** Start of DATASET ENTRIES **
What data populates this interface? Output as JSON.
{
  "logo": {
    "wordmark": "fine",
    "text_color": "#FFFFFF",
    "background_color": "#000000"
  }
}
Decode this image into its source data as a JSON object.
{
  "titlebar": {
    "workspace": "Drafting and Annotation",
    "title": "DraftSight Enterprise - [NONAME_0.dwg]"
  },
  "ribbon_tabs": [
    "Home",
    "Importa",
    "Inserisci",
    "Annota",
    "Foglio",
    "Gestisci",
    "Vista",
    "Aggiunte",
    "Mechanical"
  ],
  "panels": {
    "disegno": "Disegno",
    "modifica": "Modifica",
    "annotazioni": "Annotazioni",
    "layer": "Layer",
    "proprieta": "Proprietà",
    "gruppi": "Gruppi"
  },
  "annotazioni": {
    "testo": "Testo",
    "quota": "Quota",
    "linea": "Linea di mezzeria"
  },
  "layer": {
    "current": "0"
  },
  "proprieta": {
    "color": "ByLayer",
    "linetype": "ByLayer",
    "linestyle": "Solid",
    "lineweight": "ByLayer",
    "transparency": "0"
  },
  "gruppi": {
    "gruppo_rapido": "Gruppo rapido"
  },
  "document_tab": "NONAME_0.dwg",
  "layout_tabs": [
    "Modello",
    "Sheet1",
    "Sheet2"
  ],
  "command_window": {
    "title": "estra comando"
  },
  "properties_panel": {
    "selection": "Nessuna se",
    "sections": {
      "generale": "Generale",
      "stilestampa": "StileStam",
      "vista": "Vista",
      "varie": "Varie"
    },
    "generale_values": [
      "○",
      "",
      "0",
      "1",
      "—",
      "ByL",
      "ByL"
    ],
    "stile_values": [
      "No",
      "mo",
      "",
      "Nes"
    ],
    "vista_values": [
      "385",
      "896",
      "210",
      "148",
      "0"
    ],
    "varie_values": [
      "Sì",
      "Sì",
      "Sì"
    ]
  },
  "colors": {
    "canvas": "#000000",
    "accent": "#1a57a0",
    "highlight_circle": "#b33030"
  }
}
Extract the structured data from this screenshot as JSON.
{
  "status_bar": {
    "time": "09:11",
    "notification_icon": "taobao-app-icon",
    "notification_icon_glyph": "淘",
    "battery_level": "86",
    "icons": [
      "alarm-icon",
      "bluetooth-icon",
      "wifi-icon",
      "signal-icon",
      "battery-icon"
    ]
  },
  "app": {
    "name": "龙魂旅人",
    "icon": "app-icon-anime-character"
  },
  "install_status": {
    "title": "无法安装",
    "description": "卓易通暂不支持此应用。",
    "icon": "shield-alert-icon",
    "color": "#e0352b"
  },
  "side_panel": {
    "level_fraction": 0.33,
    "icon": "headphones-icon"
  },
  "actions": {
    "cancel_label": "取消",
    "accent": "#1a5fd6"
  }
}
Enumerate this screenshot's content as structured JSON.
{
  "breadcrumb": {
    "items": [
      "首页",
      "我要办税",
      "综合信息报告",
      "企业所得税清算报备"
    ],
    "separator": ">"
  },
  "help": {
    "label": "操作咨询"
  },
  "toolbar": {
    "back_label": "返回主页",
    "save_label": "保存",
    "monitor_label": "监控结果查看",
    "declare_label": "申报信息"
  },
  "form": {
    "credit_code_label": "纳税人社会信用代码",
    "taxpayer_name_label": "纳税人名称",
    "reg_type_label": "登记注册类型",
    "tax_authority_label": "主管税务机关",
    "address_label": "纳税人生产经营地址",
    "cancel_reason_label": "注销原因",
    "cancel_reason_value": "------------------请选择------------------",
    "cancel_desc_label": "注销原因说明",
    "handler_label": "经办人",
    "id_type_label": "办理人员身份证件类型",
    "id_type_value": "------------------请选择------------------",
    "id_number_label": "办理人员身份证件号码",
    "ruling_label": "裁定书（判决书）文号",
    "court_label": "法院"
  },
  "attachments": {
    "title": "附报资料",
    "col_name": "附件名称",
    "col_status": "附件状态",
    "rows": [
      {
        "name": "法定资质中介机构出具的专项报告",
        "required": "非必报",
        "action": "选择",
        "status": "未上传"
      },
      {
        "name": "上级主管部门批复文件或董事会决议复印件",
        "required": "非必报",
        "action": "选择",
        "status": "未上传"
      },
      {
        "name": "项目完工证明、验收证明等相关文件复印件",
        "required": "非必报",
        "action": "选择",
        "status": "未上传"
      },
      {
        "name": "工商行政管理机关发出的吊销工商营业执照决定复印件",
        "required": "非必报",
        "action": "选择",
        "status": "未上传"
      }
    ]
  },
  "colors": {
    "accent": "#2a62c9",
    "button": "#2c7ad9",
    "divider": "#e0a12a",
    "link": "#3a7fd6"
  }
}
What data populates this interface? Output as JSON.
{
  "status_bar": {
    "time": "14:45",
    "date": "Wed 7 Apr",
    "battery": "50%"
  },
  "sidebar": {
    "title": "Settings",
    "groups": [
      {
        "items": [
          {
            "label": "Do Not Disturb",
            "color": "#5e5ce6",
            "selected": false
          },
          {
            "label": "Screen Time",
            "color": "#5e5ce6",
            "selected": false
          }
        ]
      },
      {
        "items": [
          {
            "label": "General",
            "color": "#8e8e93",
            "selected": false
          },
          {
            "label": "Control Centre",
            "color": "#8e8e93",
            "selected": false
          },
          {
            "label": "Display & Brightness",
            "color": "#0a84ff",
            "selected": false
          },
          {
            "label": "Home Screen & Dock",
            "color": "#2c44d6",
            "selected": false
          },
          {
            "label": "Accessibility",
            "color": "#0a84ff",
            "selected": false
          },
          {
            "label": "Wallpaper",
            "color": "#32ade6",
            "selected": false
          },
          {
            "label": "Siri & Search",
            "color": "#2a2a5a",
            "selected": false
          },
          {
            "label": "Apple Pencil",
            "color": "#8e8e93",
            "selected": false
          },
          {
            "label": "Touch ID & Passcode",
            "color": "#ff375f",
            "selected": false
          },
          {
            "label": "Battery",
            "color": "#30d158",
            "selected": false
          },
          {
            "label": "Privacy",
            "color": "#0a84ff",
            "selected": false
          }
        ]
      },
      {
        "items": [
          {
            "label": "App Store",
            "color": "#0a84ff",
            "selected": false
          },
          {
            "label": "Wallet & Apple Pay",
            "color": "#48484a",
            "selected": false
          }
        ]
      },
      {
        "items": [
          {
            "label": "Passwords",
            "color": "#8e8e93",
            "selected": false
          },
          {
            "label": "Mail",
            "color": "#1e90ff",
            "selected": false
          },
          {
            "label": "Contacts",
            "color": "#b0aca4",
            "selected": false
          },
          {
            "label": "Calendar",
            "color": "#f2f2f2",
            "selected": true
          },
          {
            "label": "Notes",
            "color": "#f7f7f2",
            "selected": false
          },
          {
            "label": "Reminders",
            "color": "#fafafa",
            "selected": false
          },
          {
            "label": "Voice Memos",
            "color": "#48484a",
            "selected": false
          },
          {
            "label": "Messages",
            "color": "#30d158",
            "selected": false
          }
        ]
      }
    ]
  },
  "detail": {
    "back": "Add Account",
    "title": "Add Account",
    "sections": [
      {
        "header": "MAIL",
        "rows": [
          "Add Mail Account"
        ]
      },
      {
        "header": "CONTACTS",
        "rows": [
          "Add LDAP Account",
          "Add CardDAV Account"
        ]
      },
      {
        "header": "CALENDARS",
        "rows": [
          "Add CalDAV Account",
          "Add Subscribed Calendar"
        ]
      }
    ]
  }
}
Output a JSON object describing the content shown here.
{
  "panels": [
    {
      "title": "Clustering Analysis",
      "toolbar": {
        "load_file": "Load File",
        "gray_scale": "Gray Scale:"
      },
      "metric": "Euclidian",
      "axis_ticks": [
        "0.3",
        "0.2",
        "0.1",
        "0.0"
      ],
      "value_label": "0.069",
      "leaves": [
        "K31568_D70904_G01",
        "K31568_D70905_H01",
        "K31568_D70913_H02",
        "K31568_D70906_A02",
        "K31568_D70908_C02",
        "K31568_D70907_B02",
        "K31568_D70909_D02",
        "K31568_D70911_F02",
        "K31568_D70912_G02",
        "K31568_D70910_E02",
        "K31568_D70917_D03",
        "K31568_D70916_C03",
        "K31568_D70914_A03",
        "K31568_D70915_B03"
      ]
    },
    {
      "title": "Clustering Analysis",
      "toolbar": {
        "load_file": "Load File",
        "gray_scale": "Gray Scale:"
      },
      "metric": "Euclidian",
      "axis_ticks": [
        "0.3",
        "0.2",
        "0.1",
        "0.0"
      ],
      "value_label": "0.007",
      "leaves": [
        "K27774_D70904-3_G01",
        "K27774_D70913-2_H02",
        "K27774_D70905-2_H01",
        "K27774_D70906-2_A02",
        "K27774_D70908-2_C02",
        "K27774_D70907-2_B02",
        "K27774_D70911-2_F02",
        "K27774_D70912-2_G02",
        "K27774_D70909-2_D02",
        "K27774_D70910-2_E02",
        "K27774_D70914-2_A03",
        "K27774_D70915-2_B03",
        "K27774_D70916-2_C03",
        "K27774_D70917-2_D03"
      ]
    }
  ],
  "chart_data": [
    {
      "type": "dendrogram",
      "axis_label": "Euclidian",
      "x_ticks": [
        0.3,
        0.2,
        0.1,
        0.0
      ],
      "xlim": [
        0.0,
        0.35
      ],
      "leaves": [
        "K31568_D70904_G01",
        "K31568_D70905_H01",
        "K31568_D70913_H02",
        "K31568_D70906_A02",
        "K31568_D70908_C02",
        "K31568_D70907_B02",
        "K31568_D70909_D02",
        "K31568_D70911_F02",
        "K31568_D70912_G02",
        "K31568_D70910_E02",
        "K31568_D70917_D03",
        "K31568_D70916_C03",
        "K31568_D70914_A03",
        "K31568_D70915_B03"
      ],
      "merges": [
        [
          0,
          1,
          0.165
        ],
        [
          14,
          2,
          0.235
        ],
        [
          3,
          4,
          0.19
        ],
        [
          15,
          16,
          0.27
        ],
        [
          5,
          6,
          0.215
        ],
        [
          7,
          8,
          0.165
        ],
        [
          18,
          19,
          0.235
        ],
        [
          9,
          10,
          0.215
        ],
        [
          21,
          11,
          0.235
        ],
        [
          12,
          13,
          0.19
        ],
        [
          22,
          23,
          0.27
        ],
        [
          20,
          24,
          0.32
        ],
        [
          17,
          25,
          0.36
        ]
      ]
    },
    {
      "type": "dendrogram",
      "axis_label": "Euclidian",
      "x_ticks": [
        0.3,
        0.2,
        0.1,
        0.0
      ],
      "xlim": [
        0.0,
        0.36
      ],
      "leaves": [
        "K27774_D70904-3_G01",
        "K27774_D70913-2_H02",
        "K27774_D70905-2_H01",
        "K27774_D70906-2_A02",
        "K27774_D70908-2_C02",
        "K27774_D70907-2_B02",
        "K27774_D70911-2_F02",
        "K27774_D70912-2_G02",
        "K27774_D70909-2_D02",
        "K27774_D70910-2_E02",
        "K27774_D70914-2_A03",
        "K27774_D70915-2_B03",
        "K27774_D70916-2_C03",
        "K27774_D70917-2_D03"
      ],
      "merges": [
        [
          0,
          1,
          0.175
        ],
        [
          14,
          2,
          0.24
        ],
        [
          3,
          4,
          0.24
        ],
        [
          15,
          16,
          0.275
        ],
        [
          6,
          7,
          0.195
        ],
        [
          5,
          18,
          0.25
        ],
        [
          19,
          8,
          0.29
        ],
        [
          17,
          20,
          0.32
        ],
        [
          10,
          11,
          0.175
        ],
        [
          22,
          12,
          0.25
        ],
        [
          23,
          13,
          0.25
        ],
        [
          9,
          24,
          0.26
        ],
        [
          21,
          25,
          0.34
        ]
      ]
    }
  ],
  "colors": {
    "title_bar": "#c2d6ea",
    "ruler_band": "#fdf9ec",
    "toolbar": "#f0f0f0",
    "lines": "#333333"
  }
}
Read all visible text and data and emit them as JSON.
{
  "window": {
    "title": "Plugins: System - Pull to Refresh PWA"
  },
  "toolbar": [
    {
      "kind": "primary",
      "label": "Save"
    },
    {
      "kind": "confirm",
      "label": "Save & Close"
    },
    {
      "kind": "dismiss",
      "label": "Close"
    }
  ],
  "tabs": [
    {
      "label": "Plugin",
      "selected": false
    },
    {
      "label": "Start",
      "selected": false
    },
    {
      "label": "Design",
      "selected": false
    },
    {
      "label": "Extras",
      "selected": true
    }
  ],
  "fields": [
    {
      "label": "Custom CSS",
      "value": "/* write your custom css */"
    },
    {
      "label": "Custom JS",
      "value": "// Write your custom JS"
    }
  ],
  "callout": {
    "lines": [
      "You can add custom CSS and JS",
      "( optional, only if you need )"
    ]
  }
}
** End of DATASET ENTRIES **
- **STATED GOAL**
Return each line where "Apple" shows up.

- **RESPONSE TO THE EXERCISE**
            "label": "Apple Pencil",
            "label": "Wallet & Apple Pay",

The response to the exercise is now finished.